List each line of the data in which the string "Professionals" appears.

• Saved entries:

____

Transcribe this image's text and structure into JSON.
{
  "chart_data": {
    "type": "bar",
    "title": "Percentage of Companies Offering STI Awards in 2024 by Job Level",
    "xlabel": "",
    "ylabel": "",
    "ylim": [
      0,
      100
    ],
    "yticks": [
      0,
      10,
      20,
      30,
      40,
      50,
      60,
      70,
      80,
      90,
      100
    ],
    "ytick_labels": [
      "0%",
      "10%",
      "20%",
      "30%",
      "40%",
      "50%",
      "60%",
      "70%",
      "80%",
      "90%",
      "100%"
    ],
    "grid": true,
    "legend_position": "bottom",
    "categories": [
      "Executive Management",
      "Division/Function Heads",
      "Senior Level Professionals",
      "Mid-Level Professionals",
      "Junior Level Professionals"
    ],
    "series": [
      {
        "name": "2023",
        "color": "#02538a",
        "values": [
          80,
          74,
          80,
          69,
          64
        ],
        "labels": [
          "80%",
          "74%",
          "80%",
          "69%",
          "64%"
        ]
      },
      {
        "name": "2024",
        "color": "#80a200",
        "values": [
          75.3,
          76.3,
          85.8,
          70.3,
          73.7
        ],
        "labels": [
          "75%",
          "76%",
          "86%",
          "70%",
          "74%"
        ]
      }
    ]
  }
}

____

• Solution for this exercise:
      "Senior Level Professionals",
      "Mid-Level Professionals",
      "Junior Level Professionals"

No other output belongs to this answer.